**Challenge**
Your task is to filter the data below down to the lines holding "this".

**Dataset rows**
## Start
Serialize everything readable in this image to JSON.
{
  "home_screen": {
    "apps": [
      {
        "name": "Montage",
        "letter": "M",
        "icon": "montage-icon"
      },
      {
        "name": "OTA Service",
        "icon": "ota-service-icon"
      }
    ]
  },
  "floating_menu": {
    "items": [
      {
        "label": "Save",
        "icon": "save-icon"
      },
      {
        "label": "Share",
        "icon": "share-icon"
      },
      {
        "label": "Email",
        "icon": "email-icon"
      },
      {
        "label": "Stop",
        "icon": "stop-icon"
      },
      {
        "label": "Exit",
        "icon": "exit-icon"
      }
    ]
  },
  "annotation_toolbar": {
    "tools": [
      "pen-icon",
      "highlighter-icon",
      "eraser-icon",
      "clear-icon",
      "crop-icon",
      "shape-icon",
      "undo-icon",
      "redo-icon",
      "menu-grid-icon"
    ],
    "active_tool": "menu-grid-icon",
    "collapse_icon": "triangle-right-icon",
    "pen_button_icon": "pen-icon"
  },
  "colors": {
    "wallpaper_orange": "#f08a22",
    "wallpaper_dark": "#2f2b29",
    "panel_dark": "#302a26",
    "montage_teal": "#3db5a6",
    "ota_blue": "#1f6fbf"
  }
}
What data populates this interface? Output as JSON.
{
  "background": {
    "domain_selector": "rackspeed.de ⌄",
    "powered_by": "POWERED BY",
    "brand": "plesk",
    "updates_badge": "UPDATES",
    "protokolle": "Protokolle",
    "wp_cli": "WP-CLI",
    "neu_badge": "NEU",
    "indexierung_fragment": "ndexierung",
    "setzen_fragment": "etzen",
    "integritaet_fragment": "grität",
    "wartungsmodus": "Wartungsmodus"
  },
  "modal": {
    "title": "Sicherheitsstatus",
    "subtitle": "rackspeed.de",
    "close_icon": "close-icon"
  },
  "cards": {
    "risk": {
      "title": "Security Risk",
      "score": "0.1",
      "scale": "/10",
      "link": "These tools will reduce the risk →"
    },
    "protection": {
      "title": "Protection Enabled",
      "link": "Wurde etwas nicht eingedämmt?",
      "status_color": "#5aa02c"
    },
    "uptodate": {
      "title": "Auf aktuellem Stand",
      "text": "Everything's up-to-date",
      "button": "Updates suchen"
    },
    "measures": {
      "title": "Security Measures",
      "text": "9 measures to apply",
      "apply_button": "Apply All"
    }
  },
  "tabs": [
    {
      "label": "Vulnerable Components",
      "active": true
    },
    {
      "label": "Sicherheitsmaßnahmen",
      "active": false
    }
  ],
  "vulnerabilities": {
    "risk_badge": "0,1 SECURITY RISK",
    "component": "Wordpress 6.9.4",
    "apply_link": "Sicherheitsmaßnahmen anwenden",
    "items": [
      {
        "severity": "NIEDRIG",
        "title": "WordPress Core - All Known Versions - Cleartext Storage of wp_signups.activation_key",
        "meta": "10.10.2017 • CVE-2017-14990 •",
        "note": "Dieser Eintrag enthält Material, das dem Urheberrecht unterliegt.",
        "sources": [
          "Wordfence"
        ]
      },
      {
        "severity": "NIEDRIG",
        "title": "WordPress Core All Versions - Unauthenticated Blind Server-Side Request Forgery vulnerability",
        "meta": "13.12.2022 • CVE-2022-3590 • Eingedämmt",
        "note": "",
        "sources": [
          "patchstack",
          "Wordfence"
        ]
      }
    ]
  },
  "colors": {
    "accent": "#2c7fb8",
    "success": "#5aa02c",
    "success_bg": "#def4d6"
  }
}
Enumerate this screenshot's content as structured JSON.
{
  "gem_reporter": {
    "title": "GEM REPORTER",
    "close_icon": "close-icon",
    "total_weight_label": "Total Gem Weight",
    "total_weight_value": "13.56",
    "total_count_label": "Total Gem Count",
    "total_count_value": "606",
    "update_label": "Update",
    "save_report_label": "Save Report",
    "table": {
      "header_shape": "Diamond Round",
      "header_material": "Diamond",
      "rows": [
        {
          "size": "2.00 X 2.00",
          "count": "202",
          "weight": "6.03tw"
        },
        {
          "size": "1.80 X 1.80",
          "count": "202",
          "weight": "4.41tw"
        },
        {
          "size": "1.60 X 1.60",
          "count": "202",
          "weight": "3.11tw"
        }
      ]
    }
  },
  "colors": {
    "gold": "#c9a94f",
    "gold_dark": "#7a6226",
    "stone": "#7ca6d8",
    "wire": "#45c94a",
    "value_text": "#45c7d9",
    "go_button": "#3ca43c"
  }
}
## End
**Response**
Serialize everything readable in this image to JSON.
What data populates this interface? Output as JSON.
Enumerate this screenshot's content as structured JSON.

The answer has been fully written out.